| Instruction |
Copy all the material that follows, keeping every character the same.

Dataset items:
=-=-=-=-=
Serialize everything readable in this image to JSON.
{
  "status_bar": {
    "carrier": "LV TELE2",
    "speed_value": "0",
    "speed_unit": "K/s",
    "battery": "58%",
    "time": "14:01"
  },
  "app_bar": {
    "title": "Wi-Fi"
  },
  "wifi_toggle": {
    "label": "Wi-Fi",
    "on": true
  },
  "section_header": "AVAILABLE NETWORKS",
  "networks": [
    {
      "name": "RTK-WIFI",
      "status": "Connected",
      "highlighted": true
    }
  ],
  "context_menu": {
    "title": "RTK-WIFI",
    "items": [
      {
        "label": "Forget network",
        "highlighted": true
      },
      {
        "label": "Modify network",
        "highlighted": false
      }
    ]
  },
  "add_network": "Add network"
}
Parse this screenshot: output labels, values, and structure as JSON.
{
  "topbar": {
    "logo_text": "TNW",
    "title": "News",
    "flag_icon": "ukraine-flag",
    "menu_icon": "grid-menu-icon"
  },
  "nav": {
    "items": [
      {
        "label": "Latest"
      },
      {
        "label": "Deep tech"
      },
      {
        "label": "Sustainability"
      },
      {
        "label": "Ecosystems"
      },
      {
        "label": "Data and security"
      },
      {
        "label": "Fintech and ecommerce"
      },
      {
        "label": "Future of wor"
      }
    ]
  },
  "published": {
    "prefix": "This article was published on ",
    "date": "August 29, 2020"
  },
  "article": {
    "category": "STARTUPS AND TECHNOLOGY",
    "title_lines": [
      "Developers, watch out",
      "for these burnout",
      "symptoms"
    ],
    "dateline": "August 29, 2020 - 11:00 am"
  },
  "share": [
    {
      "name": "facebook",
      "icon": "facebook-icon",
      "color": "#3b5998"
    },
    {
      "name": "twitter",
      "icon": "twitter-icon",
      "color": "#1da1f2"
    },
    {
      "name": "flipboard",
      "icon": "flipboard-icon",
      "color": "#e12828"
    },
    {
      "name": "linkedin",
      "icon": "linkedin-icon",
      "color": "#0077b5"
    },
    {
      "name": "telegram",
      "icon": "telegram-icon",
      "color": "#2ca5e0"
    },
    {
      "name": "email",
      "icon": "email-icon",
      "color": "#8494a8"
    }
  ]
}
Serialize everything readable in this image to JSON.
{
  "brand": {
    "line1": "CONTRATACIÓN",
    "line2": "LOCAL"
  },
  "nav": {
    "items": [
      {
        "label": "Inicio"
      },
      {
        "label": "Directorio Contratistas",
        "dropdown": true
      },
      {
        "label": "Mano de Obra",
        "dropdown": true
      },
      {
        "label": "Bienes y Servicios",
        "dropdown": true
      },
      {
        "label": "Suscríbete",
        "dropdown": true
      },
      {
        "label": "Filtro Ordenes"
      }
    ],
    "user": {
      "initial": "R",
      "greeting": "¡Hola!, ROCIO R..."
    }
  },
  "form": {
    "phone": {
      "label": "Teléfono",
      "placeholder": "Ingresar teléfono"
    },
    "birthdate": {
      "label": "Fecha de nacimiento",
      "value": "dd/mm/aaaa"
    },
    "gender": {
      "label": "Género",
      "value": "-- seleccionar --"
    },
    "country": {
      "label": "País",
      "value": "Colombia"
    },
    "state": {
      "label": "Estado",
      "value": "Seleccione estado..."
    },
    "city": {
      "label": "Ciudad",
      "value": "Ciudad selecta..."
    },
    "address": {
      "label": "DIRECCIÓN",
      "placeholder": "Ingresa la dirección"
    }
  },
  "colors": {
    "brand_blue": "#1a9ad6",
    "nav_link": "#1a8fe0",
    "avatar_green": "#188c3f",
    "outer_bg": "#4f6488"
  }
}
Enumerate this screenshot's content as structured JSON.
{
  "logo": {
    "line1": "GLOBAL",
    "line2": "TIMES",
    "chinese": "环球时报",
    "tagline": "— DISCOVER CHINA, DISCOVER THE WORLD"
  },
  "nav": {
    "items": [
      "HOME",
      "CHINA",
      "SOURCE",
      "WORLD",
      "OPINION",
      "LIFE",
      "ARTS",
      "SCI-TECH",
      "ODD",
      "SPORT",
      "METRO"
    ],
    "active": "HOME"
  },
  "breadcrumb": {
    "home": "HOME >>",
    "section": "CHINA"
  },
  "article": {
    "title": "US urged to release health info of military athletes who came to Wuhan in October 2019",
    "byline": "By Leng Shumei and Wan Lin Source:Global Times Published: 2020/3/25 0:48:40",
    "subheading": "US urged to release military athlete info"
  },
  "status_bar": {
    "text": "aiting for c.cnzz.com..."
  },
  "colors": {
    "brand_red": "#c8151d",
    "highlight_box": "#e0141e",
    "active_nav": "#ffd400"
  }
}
=-=-=-=-=
| Task solution |
Serialize everything readable in this image to JSON.
{
  "status_bar": {
    "carrier": "LV TELE2",
    "speed_value": "0",
    "speed_unit": "K/s",
    "battery": "58%",
    "time": "14:01"
  },
  "app_bar": {
    "title": "Wi-Fi"
  },
  "wifi_toggle": {
    "label": "Wi-Fi",
    "on": true
  },
  "section_header": "AVAILABLE NETWORKS",
  "networks": [
    {
      "name": "RTK-WIFI",
      "status": "Connected",
      "highlighted": true
    }
  ],
  "context_menu": {
    "title": "RTK-WIFI",
    "items": [
      {
        "label": "Forget network",
        "highlighted": true
      },
      {
        "label": "Modify network",
        "highlighted": false
      }
    ]
  },
  "add_network": "Add network"
}
Parse this screenshot: output labels, values, and structure as JSON.
{
  "topbar": {
    "logo_text": "TNW",
    "title": "News",
    "flag_icon": "ukraine-flag",
    "menu_icon": "grid-menu-icon"
  },
  "nav": {
    "items": [
      {
        "label": "Latest"
      },
      {
        "label": "Deep tech"
      },
      {
        "label": "Sustainability"
      },
      {
        "label": "Ecosystems"
      },
      {
        "label": "Data and security"
      },
      {
        "label": "Fintech and ecommerce"
      },
      {
        "label": "Future of wor"
      }
    ]
  },
  "published": {
    "prefix": "This article was published on ",
    "date": "August 29, 2020"
  },
  "article": {
    "category": "STARTUPS AND TECHNOLOGY",
    "title_lines": [
      "Developers, watch out",
      "for these burnout",
      "symptoms"
    ],
    "dateline": "August 29, 2020 - 11:00 am"
  },
  "share": [
    {
      "name": "facebook",
      "icon": "facebook-icon",
      "color": "#3b5998"
    },
    {
      "name": "twitter",
      "icon": "twitter-icon",
      "color": "#1da1f2"
    },
    {
      "name": "flipboard",
      "icon": "flipboard-icon",
      "color": "#e12828"
    },
    {
      "name": "linkedin",
      "icon": "linkedin-icon",
      "color": "#0077b5"
    },
    {
      "name": "telegram",
      "icon": "telegram-icon",
      "color": "#2ca5e0"
    },
    {
      "name": "email",
      "icon": "email-icon",
      "color": "#8494a8"
    }
  ]
}
Serialize everything readable in this image to JSON.
{
  "brand": {
    "line1": "CONTRATACIÓN",
    "line2": "LOCAL"
  },
  "nav": {
    "items": [
      {
        "label": "Inicio"
      },
      {
        "label": "Directorio Contratistas",
        "dropdown": true
      },
      {
        "label": "Mano de Obra",
        "dropdown": true
      },
      {
        "label": "Bienes y Servicios",
        "dropdown": true
      },
      {
        "label": "Suscríbete",
        "dropdown": true
      },
      {
        "label": "Filtro Ordenes"
      }
    ],
    "user": {
      "initial": "R",
      "greeting": "¡Hola!, ROCIO R..."
    }
  },
  "form": {
    "phone": {
      "label": "Teléfono",
      "placeholder": "Ingresar teléfono"
    },
    "birthdate": {
      "label": "Fecha de nacimiento",
      "value": "dd/mm/aaaa"
    },
    "gender": {
      "label": "Género",
      "value": "-- seleccionar --"
    },
    "country": {
      "label": "País",
      "value": "Colombia"
    },
    "state": {
      "label": "Estado",
      "value": "Seleccione estado..."
    },
    "city": {
      "label": "Ciudad",
      "value": "Ciudad selecta..."
    },
    "address": {
      "label": "DIRECCIÓN",
      "placeholder": "Ingresa la dirección"
    }
  },
  "colors": {
    "brand_blue": "#1a9ad6",
    "nav_link": "#1a8fe0",
    "avatar_green": "#188c3f",
    "outer_bg": "#4f6488"
  }
}
Enumerate this screenshot's content as structured JSON.
{
  "logo": {
    "line1": "GLOBAL",
    "line2": "TIMES",
    "chinese": "环球时报",
    "tagline": "— DISCOVER CHINA, DISCOVER THE WORLD"
  },
  "nav": {
    "items": [
      "HOME",
      "CHINA",
      "SOURCE",
      "WORLD",
      "OPINION",
      "LIFE",
      "ARTS",
      "SCI-TECH",
      "ODD",
      "SPORT",
      "METRO"
    ],
    "active": "HOME"
  },
  "breadcrumb": {
    "home": "HOME >>",
    "section": "CHINA"
  },
  "article": {
    "title": "US urged to release health info of military athletes who came to Wuhan in October 2019",
    "byline": "By Leng Shumei and Wan Lin Source:Global Times Published: 2020/3/25 0:48:40",
    "subheading": "US urged to release military athlete info"
  },
  "status_bar": {
    "text": "aiting for c.cnzz.com..."
  },
  "colors": {
    "brand_red": "#c8151d",
    "highlight_box": "#e0141e",
    "active_nav": "#ffd400"
  }
}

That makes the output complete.